EXERCISE DETAILS —
Output only the count of lines that contain "freq".

....

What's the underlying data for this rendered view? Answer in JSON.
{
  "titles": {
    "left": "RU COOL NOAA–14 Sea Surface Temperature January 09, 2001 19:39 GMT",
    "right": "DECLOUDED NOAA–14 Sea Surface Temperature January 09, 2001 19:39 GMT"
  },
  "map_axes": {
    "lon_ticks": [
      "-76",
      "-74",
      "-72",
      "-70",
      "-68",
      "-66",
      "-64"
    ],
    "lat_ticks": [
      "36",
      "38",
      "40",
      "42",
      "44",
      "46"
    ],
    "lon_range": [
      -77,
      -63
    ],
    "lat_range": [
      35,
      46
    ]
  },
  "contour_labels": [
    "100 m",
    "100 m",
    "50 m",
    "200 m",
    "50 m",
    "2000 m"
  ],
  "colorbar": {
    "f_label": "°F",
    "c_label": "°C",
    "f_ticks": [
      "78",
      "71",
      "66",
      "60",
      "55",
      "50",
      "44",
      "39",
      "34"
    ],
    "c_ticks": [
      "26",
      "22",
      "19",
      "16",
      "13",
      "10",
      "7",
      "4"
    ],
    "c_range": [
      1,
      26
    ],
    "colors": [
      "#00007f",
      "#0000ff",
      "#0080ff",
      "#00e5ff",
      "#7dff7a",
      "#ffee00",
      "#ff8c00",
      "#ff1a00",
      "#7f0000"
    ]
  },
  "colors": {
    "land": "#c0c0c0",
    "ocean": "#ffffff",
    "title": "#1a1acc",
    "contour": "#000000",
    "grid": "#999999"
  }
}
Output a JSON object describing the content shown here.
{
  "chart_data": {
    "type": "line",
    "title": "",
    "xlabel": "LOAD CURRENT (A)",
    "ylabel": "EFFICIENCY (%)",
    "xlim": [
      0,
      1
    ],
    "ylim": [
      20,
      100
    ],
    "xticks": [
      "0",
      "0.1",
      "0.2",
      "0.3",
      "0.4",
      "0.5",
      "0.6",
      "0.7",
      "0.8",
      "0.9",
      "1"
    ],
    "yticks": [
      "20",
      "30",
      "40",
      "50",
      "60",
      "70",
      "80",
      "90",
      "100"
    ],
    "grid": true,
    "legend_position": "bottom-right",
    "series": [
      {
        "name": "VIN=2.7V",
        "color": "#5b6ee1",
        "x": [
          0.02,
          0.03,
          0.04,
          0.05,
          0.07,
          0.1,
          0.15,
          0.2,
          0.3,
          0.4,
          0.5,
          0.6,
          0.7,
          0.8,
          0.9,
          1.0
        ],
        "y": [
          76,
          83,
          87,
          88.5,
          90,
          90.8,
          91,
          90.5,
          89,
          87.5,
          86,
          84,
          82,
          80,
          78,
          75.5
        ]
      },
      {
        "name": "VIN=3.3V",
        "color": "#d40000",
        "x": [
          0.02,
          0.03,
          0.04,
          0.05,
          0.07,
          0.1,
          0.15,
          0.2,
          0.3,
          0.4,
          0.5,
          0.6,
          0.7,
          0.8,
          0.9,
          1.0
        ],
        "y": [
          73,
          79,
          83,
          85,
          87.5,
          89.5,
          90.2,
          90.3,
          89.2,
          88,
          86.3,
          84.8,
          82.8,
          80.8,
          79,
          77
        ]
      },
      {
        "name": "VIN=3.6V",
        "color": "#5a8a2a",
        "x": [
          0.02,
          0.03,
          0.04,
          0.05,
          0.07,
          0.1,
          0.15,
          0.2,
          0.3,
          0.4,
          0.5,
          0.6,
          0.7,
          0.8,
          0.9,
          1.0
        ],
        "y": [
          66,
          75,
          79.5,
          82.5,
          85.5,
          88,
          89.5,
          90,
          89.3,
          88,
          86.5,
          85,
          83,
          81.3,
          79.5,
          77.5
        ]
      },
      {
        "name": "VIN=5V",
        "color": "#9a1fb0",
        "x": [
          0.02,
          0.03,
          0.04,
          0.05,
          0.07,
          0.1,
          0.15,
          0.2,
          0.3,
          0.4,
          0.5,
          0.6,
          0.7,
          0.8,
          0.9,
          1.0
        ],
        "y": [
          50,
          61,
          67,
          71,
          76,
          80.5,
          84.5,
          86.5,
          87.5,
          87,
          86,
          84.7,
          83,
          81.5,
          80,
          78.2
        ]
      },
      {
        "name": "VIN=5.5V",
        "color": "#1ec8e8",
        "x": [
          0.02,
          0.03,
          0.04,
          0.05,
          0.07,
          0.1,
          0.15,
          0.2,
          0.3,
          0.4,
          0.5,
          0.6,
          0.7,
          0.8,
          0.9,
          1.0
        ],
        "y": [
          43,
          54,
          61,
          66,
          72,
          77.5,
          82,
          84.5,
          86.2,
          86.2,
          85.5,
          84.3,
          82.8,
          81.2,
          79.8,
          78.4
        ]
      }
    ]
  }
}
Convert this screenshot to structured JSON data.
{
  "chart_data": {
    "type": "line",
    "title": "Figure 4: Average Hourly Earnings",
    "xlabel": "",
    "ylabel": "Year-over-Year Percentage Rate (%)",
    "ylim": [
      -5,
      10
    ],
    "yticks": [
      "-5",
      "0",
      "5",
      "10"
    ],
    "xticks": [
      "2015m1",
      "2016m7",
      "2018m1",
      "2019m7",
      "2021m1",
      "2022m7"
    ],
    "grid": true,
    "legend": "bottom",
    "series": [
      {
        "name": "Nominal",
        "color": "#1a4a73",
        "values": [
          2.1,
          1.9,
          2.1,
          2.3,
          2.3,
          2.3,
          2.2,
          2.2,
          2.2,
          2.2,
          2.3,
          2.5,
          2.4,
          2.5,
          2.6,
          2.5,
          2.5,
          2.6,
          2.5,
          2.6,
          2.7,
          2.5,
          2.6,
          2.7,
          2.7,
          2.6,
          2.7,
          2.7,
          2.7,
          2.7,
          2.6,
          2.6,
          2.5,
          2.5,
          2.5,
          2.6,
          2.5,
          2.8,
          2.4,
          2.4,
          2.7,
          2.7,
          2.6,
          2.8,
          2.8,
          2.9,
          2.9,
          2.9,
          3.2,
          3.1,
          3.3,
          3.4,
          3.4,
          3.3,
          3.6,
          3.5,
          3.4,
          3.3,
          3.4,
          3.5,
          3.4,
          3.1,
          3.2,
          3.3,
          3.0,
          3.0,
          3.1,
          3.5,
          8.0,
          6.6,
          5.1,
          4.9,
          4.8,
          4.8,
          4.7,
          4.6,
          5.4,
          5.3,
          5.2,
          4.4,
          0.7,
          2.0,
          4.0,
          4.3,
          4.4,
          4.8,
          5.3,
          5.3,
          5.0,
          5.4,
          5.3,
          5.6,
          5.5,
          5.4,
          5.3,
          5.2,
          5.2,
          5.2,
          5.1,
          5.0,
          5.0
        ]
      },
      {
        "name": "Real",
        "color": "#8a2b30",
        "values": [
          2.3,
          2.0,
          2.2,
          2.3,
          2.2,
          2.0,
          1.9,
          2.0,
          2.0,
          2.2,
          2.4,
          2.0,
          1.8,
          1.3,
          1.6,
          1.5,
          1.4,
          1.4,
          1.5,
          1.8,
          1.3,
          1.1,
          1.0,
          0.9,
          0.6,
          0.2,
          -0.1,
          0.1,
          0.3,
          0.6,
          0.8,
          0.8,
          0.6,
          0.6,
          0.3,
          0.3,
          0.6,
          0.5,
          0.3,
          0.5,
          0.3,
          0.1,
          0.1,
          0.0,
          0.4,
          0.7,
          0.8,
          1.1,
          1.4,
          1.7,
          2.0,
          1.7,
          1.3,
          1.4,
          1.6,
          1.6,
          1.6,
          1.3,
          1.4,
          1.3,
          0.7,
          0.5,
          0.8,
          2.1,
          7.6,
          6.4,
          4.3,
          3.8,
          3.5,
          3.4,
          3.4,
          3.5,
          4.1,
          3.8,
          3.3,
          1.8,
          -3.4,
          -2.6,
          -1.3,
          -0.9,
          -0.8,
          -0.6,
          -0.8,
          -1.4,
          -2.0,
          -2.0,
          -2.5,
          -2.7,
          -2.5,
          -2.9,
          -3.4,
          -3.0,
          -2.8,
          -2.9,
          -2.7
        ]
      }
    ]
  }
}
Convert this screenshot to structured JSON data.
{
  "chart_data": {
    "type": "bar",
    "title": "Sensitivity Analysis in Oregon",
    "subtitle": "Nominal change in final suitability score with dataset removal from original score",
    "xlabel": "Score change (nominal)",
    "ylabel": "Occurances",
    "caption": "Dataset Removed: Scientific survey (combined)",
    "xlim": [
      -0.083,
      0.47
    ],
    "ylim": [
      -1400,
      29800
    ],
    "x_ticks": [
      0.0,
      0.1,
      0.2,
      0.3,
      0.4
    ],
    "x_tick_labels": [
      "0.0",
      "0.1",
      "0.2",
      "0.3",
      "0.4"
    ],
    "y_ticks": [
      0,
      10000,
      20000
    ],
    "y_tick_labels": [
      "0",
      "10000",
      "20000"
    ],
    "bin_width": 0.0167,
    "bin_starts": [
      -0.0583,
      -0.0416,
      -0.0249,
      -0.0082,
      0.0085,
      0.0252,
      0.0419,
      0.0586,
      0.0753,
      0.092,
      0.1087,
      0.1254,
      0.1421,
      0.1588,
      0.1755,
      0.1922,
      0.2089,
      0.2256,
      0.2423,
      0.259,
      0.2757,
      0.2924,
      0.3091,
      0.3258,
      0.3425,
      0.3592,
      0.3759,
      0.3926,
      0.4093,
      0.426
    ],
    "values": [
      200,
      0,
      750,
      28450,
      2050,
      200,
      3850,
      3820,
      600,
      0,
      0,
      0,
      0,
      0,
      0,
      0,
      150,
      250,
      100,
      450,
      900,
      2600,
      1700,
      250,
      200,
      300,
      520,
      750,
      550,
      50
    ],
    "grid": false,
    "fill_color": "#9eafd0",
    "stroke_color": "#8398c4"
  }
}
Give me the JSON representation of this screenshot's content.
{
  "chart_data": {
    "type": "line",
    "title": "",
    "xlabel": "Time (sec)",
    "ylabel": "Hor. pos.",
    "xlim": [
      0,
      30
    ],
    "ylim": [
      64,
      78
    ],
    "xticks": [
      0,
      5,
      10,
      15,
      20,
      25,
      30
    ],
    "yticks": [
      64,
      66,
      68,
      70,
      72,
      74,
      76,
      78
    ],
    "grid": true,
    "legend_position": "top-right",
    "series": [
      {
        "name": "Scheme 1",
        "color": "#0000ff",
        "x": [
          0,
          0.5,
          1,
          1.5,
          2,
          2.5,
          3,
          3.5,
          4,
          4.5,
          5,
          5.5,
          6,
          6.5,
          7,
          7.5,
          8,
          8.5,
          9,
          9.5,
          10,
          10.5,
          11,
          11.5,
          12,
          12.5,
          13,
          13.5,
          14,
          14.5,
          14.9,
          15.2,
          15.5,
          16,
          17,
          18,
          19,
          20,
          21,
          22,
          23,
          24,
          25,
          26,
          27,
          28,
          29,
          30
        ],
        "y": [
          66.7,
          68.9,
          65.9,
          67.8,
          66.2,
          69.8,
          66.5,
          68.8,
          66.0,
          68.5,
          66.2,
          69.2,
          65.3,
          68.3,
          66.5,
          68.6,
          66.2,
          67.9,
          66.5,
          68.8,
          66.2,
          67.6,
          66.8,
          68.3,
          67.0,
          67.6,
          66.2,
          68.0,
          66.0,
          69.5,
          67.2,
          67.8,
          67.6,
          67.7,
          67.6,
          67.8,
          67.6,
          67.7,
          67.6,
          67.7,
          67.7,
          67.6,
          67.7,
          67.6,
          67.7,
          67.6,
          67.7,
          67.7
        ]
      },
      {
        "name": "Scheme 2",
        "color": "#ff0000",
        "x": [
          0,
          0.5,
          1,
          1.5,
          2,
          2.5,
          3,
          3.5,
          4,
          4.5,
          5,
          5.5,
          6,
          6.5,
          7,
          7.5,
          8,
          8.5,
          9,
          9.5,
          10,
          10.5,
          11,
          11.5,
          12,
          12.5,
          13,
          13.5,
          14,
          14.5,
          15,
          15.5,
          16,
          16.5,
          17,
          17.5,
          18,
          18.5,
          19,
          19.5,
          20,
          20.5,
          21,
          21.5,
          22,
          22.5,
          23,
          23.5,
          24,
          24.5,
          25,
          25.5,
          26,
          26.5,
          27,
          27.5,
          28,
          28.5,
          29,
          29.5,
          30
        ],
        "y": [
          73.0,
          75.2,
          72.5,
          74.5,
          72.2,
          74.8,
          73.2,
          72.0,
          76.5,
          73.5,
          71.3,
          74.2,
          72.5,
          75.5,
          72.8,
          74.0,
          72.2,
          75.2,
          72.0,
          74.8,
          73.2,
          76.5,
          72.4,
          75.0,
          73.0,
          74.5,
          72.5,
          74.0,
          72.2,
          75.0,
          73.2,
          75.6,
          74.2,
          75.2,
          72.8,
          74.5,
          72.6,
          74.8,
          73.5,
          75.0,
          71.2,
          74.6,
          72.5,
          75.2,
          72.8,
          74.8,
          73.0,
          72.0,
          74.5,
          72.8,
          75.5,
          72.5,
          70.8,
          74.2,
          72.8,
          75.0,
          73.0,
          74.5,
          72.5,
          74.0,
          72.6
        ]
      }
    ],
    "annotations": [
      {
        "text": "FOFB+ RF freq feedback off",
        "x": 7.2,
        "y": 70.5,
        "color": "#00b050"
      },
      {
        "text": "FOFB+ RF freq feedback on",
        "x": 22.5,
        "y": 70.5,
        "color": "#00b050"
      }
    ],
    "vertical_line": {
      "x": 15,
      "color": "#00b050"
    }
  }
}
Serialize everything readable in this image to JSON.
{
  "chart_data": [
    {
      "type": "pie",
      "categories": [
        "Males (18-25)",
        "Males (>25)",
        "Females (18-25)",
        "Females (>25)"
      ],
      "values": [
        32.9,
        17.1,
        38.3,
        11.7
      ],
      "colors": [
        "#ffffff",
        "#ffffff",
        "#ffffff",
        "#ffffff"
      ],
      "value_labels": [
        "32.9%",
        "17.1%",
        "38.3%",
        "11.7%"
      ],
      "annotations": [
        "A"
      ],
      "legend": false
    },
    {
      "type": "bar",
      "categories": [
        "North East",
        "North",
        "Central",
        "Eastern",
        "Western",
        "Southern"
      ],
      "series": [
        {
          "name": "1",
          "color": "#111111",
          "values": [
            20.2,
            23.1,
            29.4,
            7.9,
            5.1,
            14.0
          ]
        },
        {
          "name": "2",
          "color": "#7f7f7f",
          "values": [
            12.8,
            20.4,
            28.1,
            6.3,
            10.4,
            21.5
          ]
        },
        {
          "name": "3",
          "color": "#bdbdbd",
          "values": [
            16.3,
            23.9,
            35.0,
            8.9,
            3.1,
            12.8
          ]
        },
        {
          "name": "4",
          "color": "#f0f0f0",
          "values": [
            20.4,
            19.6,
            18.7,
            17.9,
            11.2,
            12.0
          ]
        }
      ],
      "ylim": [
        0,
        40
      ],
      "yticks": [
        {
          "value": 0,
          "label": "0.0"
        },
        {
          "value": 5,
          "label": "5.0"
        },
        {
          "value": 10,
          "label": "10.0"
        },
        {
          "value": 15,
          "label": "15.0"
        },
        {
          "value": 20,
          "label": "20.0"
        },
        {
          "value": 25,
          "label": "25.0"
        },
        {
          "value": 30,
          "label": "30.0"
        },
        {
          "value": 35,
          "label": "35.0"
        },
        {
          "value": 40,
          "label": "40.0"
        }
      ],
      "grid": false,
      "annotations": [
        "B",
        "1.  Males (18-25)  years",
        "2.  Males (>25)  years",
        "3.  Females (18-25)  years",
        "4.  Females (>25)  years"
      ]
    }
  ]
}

....

REPLY —
2